◆ WHAT THE EXERCISE ASKS ◆
Using the data below, copy each line that includes the word "content".

◆ SUPPLIED DATA ◆
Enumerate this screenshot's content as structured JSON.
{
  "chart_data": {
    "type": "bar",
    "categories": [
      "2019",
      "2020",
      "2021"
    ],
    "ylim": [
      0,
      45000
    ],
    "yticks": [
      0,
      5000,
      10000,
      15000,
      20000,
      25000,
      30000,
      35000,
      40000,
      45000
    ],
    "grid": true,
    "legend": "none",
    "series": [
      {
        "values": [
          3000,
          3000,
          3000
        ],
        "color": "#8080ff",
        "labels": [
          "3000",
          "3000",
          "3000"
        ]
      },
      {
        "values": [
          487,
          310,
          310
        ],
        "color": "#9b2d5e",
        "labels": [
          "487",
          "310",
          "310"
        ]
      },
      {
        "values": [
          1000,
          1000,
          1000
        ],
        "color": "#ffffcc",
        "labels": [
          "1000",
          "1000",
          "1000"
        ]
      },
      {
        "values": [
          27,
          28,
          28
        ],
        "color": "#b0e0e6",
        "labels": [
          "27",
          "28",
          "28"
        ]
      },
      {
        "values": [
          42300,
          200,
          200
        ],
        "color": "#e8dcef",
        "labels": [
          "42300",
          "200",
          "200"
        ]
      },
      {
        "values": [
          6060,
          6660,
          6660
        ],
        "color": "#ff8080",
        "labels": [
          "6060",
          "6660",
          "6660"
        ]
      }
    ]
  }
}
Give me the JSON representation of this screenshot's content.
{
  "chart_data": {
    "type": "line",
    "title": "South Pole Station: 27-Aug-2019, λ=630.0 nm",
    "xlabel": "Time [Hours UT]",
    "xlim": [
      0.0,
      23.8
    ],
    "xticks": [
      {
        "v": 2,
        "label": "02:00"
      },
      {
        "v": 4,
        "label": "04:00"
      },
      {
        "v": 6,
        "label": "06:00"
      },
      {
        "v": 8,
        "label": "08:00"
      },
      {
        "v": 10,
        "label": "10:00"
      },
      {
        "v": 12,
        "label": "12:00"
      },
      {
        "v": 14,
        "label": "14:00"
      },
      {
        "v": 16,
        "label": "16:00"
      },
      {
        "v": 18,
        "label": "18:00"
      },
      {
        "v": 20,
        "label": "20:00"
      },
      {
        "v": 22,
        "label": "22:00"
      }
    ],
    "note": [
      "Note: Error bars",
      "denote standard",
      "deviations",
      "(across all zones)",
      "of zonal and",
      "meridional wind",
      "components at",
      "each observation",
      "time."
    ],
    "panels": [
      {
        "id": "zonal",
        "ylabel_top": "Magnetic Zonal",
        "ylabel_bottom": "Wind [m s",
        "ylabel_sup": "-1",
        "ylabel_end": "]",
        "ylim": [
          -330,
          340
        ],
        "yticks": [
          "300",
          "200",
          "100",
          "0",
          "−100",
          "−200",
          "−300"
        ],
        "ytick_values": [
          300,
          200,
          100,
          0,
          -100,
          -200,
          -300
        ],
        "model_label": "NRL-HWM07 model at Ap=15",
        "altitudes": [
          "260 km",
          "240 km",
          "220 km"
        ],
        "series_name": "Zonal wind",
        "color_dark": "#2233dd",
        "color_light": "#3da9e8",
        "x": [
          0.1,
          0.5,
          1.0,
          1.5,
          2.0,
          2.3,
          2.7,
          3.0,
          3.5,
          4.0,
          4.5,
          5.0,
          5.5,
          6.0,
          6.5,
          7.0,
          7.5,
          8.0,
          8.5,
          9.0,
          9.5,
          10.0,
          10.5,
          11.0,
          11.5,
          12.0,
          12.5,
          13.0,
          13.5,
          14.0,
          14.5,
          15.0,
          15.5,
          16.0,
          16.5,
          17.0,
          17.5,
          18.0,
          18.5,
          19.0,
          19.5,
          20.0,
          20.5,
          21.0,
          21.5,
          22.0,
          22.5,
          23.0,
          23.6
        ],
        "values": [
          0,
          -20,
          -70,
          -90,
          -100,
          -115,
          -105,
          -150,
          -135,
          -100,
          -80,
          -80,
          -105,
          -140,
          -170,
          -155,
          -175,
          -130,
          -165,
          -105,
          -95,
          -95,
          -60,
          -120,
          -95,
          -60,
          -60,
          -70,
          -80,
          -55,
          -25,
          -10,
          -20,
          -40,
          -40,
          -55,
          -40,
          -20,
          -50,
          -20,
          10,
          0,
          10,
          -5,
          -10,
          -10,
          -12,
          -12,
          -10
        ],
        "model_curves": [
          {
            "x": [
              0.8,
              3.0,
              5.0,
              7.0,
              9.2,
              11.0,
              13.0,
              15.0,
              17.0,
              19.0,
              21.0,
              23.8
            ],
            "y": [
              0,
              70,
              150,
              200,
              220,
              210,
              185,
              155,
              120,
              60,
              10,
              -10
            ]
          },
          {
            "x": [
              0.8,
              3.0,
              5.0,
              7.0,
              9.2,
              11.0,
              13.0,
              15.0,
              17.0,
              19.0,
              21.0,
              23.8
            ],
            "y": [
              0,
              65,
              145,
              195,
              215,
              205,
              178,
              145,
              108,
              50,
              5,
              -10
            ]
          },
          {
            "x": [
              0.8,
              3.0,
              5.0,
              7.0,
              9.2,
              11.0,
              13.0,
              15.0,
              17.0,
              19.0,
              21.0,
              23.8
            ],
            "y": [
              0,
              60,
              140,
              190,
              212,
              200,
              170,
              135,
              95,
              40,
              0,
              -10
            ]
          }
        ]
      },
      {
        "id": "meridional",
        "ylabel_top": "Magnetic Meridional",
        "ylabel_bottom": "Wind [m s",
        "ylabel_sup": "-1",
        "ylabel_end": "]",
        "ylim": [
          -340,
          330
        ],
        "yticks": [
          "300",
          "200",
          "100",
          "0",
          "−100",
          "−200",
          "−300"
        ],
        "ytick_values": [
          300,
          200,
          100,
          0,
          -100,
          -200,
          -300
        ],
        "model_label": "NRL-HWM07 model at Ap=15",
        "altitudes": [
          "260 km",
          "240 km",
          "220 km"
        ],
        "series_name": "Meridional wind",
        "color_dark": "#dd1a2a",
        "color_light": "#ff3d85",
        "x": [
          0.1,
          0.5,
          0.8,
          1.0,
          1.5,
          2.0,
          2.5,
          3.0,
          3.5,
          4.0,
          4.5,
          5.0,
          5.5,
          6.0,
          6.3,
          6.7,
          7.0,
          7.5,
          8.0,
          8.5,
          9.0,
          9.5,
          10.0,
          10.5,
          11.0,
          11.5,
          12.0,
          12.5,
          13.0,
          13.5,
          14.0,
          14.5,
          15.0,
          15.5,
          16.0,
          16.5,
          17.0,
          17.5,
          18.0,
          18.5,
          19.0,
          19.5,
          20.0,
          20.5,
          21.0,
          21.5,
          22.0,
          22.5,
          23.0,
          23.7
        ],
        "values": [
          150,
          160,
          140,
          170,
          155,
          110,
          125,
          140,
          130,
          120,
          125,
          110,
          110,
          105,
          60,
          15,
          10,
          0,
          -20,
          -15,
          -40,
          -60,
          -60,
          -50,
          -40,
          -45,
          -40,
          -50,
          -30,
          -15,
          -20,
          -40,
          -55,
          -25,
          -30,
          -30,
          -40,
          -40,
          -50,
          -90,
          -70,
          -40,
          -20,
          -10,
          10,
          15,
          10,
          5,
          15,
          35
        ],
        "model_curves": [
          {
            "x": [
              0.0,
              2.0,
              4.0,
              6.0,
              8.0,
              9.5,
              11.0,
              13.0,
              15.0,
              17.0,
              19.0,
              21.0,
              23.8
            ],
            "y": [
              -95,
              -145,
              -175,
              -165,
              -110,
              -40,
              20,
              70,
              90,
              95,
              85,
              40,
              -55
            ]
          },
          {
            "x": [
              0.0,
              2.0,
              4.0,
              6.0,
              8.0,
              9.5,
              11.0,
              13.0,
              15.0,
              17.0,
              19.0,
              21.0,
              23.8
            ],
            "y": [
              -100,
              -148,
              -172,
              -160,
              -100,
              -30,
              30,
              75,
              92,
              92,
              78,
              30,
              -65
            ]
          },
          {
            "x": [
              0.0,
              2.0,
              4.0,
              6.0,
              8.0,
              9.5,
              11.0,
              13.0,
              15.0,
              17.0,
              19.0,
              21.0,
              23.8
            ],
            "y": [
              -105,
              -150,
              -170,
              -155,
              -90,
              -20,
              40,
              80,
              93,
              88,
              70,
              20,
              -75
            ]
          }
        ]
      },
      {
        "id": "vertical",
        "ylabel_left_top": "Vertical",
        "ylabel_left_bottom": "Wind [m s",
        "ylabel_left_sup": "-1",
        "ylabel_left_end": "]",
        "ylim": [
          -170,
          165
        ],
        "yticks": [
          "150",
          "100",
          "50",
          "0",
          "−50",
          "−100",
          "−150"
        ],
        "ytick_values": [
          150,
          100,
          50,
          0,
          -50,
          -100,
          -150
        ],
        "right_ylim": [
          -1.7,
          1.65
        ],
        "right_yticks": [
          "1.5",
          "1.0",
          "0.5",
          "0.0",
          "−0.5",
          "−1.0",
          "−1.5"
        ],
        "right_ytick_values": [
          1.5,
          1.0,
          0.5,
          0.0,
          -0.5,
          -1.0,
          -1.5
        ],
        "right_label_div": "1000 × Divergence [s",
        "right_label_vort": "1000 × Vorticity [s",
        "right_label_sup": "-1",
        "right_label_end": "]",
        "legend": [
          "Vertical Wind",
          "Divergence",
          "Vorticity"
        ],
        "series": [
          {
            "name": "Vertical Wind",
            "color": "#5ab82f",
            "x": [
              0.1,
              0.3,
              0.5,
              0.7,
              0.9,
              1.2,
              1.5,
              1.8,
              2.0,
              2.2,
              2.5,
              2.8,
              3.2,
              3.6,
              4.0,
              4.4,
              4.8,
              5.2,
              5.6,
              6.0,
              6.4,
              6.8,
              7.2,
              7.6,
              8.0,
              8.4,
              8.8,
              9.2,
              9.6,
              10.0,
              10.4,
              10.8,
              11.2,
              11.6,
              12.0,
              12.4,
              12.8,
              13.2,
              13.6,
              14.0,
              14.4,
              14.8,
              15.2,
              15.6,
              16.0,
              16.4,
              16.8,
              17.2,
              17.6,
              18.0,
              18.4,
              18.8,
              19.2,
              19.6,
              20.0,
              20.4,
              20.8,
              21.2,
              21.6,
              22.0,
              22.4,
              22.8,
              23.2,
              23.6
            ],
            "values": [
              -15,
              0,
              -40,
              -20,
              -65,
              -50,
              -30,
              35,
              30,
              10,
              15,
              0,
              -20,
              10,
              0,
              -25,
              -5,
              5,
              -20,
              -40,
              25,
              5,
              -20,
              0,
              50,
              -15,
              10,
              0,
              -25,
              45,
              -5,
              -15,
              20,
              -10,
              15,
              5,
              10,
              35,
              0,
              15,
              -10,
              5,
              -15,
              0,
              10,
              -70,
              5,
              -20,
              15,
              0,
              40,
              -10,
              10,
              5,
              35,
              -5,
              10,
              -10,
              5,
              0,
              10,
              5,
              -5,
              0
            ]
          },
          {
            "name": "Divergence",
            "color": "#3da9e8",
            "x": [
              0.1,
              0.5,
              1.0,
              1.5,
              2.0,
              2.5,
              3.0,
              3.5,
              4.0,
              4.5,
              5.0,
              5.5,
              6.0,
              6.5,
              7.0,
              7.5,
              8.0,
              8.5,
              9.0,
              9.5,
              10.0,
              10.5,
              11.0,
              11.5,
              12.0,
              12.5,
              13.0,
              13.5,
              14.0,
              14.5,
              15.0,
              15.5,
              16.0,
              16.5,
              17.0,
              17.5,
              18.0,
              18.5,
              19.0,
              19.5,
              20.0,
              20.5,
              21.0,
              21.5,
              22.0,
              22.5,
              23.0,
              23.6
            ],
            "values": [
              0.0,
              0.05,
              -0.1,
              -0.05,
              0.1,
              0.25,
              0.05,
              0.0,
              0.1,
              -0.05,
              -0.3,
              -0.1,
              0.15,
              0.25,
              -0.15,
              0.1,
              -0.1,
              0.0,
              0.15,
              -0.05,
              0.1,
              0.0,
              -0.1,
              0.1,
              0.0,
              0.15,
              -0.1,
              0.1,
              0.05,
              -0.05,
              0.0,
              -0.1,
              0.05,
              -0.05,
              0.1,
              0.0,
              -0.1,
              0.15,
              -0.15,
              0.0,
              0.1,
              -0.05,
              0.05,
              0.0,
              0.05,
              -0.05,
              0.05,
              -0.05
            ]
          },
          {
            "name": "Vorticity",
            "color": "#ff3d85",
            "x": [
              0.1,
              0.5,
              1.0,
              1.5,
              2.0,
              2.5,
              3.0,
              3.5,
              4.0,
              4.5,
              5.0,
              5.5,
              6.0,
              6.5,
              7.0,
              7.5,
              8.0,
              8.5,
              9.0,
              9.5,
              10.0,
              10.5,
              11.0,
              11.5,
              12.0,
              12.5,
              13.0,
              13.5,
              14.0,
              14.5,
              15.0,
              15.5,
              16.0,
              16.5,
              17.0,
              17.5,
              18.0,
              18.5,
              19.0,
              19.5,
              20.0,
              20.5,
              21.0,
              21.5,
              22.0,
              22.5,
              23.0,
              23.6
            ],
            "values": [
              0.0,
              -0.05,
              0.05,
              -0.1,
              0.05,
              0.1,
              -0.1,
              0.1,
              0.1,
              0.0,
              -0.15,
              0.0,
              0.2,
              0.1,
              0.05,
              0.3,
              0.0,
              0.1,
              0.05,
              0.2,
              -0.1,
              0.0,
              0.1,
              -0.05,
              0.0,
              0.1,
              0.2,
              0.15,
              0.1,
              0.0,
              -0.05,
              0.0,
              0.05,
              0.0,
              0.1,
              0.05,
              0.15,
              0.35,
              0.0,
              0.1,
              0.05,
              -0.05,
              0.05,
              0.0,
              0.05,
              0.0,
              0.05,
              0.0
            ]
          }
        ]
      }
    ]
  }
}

◆ EXPECTED ANSWER ◆
Enumerate this screenshot's content as structured JSON.
Give me the JSON representation of this screenshot's content.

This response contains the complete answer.